> [Extracted records]:
------------------------------------
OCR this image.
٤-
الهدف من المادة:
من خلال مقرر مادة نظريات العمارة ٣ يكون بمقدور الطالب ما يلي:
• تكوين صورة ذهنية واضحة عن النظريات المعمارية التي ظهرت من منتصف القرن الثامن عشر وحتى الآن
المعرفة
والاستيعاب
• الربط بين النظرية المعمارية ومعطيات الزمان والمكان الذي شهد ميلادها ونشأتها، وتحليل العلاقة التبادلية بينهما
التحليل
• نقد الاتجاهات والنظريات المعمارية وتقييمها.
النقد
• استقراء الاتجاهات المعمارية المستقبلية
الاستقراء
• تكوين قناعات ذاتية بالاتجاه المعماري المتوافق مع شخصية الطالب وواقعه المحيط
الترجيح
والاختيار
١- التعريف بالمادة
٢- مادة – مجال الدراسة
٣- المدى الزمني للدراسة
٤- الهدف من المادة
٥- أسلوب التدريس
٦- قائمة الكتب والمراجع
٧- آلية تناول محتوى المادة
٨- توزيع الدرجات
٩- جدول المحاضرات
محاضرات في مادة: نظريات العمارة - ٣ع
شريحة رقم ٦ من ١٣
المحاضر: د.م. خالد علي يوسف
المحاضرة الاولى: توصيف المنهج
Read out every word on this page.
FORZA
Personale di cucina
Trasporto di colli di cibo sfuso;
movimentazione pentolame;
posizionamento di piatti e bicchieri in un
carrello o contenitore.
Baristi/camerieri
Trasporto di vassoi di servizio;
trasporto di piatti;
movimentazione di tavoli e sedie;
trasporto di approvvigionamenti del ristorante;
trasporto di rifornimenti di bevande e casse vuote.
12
------------------------------------
> [Exercise description]: Produce an exact copy of the whole listing.

> [Exercise response]:
OCR this image.
٤-
الهدف من المادة:
من خلال مقرر مادة نظريات العمارة ٣ يكون بمقدور الطالب ما يلي:
• تكوين صورة ذهنية واضحة عن النظريات المعمارية التي ظهرت من منتصف القرن الثامن عشر وحتى الآن
المعرفة
والاستيعاب
• الربط بين النظرية المعمارية ومعطيات الزمان والمكان الذي شهد ميلادها ونشأتها، وتحليل العلاقة التبادلية بينهما
التحليل
• نقد الاتجاهات والنظريات المعمارية وتقييمها.
النقد
• استقراء الاتجاهات المعمارية المستقبلية
الاستقراء
• تكوين قناعات ذاتية بالاتجاه المعماري المتوافق مع شخصية الطالب وواقعه المحيط
الترجيح
والاختيار
١- التعريف بالمادة
٢- مادة – مجال الدراسة
٣- المدى الزمني للدراسة
٤- الهدف من المادة
٥- أسلوب التدريس
٦- قائمة الكتب والمراجع
٧- آلية تناول محتوى المادة
٨- توزيع الدرجات
٩- جدول المحاضرات
محاضرات في مادة: نظريات العمارة - ٣ع
شريحة رقم ٦ من ١٣
المحاضر: د.م. خالد علي يوسف
المحاضرة الاولى: توصيف المنهج
Read out every word on this page.
FORZA
Personale di cucina
Trasporto di colli di cibo sfuso;
movimentazione pentolame;
posizionamento di piatti e bicchieri in un
carrello o contenitore.
Baristi/camerieri
Trasporto di vassoi di servizio;
trasporto di piatti;
movimentazione di tavoli e sedie;
trasporto di approvvigionamenti del ristorante;
trasporto di rifornimenti di bevande e casse vuote.
12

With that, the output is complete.